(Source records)
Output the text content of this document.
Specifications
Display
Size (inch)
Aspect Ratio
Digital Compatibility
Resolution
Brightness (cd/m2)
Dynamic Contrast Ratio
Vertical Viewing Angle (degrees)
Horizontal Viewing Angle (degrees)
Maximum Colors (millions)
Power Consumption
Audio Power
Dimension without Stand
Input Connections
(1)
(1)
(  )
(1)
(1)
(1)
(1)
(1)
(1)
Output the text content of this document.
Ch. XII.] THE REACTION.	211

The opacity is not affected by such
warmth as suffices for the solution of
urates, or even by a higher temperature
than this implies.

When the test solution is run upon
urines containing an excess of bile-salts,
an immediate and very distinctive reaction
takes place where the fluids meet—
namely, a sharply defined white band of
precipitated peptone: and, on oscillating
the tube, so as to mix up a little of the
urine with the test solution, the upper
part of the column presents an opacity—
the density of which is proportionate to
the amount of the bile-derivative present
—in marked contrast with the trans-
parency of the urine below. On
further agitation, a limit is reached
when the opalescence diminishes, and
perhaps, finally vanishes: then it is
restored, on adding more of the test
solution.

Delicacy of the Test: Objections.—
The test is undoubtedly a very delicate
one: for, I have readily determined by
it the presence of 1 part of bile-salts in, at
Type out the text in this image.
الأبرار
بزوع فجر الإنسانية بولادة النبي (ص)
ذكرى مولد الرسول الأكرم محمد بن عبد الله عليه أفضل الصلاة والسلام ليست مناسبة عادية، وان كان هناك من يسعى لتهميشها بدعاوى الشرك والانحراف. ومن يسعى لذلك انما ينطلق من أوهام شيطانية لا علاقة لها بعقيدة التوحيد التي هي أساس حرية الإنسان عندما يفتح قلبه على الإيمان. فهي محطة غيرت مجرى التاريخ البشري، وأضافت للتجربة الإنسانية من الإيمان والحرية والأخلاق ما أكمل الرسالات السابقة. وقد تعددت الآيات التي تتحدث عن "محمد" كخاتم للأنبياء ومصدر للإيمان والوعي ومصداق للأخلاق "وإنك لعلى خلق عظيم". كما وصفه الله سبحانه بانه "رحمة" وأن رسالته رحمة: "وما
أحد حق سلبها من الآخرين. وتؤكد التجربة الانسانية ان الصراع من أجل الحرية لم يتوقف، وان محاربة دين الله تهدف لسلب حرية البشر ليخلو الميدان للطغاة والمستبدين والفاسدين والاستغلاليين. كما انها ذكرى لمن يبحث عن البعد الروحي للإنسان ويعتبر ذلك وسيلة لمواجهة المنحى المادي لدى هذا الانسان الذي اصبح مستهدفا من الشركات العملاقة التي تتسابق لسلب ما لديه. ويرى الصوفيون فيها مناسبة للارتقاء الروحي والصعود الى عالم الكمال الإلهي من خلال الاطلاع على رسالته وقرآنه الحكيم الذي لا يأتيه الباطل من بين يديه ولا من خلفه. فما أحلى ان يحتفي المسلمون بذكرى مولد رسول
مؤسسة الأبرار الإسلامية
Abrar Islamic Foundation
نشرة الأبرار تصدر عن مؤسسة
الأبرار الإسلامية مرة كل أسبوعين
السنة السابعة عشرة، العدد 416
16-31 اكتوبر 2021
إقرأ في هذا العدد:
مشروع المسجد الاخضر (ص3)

_Aim of the task_
From the records above, report the count of lines containing "very" and nothing more.

_Written solution_
2